* _CHALLENGE_
Lay out every line of the items below as a JSON list of strings, one string per line, with blank lines skipped. Leave the pictures out of the answer.

* _SUPPLIED RECORDS_

**********

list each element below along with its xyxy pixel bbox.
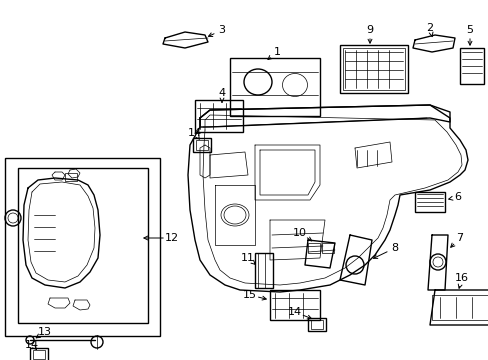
- Bar: [30, 348, 48, 360]
- Bar: [310, 320, 323, 329]
- Text: 9: 9: [366, 25, 373, 35]
- Text: 2: 2: [426, 23, 433, 33]
- Bar: [414, 192, 444, 212]
- Text: 14: 14: [25, 340, 39, 350]
- Bar: [254, 253, 272, 288]
- Bar: [459, 48, 483, 84]
- Text: 12: 12: [164, 233, 179, 243]
- Bar: [229, 58, 319, 116]
- Text: 5: 5: [466, 25, 472, 35]
- Bar: [193, 138, 210, 152]
- Bar: [321, 243, 333, 253]
- Text: 11: 11: [241, 253, 254, 263]
- Text: 13: 13: [38, 327, 52, 337]
- Bar: [269, 290, 319, 320]
- Bar: [431, 295, 488, 320]
- Text: 6: 6: [453, 192, 461, 202]
- Bar: [342, 48, 404, 90]
- Bar: [307, 243, 319, 253]
- Text: 14: 14: [287, 307, 302, 317]
- Bar: [196, 140, 207, 150]
- Text: 15: 15: [243, 290, 257, 300]
- Bar: [18, 168, 148, 323]
- Bar: [339, 45, 407, 93]
- Bar: [195, 100, 243, 132]
- Text: 16: 16: [454, 273, 468, 283]
- Text: 14: 14: [187, 128, 202, 138]
- Text: 3: 3: [218, 25, 225, 35]
- Bar: [5, 158, 160, 336]
- Text: 4: 4: [218, 88, 225, 98]
- Text: 1: 1: [273, 47, 280, 57]
- Bar: [65, 173, 77, 181]
- Text: 10: 10: [292, 228, 306, 238]
- Text: 7: 7: [455, 233, 463, 243]
- Bar: [307, 318, 325, 331]
- Text: 8: 8: [390, 243, 398, 253]
- Bar: [33, 350, 45, 359]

**********

* _ANSWER TO THE TASK_
[
  "list each element below along with its xyxy pixel bbox.",
  "- Bar: [30, 348, 48, 360]",
  "- Bar: [310, 320, 323, 329]",
  "- Text: 9: 9: [366, 25, 373, 35]",
  "- Text: 2: 2: [426, 23, 433, 33]",
  "- Bar: [414, 192, 444, 212]",
  "- Text: 14: 14: [25, 340, 39, 350]",
  "- Bar: [254, 253, 272, 288]",
  "- Bar: [459, 48, 483, 84]",
  "- Text: 12: 12: [164, 233, 179, 243]",
  "- Bar: [229, 58, 319, 116]",
  "- Text: 5: 5: [466, 25, 472, 35]",
  "- Bar: [193, 138, 210, 152]",
  "- Bar: [321, 243, 333, 253]",
  "- Text: 11: 11: [241, 253, 254, 263]",
  "- Text: 13: 13: [38, 327, 52, 337]",
  "- Bar: [269, 290, 319, 320]",
  "- Bar: [431, 295, 488, 320]",
  "- Text: 6: 6: [453, 192, 461, 202]",
  "- Bar: [342, 48, 404, 90]",
  "- Bar: [307, 243, 319, 253]",
  "- Text: 14: 14: [287, 307, 302, 317]",
  "- Bar: [196, 140, 207, 150]",
  "- Text: 15: 15: [243, 290, 257, 300]",
  "- Bar: [18, 168, 148, 323]",
  "- Bar: [339, 45, 407, 93]",
  "- Bar: [195, 100, 243, 132]",
  "- Text: 16: 16: [454, 273, 468, 283]",
  "- Text: 14: 14: [187, 128, 202, 138]",
  "- Text: 3: 3: [218, 25, 225, 35]",
  "- Bar: [5, 158, 160, 336]",
  "- Text: 4: 4: [218, 88, 225, 98]",
  "- Text: 1: 1: [273, 47, 280, 57]",
  "- Bar: [65, 173, 77, 181]",
  "- Text: 10: 10: [292, 228, 306, 238]",
  "- Text: 7: 7: [455, 233, 463, 243]",
  "- Bar: [307, 318, 325, 331]",
  "- Text: 8: 8: [390, 243, 398, 253]",
  "- Bar: [33, 350, 45, 359]"
]